_Task objective_: Restate the records in their entirety, word for word.

_Record set_:
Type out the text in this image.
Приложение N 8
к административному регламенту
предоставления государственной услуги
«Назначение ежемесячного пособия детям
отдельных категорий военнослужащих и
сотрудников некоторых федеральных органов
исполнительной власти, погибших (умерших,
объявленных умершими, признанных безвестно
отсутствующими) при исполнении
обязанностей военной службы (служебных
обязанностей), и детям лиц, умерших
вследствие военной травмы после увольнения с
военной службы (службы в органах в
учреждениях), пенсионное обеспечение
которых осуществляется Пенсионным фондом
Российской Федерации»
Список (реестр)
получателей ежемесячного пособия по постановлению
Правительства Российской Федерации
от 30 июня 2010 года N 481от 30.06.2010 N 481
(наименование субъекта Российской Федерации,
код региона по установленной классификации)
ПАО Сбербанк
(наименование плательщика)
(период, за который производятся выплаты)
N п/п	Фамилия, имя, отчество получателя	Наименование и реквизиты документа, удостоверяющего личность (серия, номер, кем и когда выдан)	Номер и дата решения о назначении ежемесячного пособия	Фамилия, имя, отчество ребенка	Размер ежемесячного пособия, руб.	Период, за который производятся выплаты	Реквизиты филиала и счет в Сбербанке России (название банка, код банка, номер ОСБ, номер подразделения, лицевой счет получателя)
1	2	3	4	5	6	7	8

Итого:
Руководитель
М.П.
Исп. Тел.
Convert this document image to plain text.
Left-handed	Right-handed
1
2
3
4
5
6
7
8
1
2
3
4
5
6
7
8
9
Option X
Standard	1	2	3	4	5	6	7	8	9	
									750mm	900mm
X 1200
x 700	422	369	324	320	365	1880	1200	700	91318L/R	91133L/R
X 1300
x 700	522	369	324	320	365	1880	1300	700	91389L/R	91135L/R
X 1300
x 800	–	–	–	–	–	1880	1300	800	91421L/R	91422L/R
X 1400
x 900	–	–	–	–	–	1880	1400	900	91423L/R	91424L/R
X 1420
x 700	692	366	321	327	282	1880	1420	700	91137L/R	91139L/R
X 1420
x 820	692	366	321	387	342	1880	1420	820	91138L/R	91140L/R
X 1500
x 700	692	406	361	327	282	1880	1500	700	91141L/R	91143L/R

_Expected answer_:
Type out the text in this image.
Приложение N 8
к административному регламенту
предоставления государственной услуги
«Назначение ежемесячного пособия детям
отдельных категорий военнослужащих и
сотрудников некоторых федеральных органов
исполнительной власти, погибших (умерших,
объявленных умершими, признанных безвестно
отсутствующими) при исполнении
обязанностей военной службы (служебных
обязанностей), и детям лиц, умерших
вследствие военной травмы после увольнения с
военной службы (службы в органах в
учреждениях), пенсионное обеспечение
которых осуществляется Пенсионным фондом
Российской Федерации»
Список (реестр)
получателей ежемесячного пособия по постановлению
Правительства Российской Федерации
от 30 июня 2010 года N 481от 30.06.2010 N 481
(наименование субъекта Российской Федерации,
код региона по установленной классификации)
ПАО Сбербанк
(наименование плательщика)
(период, за который производятся выплаты)
N п/п	Фамилия, имя, отчество получателя	Наименование и реквизиты документа, удостоверяющего личность (серия, номер, кем и когда выдан)	Номер и дата решения о назначении ежемесячного пособия	Фамилия, имя, отчество ребенка	Размер ежемесячного пособия, руб.	Период, за который производятся выплаты	Реквизиты филиала и счет в Сбербанке России (название банка, код банка, номер ОСБ, номер подразделения, лицевой счет получателя)
1	2	3	4	5	6	7	8

Итого:
Руководитель
М.П.
Исп. Тел.
Convert this document image to plain text.
Left-handed	Right-handed
1
2
3
4
5
6
7
8
1
2
3
4
5
6
7
8
9
Option X
Standard	1	2	3	4	5	6	7	8	9	
									750mm	900mm
X 1200
x 700	422	369	324	320	365	1880	1200	700	91318L/R	91133L/R
X 1300
x 700	522	369	324	320	365	1880	1300	700	91389L/R	91135L/R
X 1300
x 800	–	–	–	–	–	1880	1300	800	91421L/R	91422L/R
X 1400
x 900	–	–	–	–	–	1880	1400	900	91423L/R	91424L/R
X 1420
x 700	692	366	321	327	282	1880	1420	700	91137L/R	91139L/R
X 1420
x 820	692	366	321	387	342	1880	1420	820	91138L/R	91140L/R
X 1500
x 700	692	406	361	327	282	1880	1500	700	91141L/R	91143L/R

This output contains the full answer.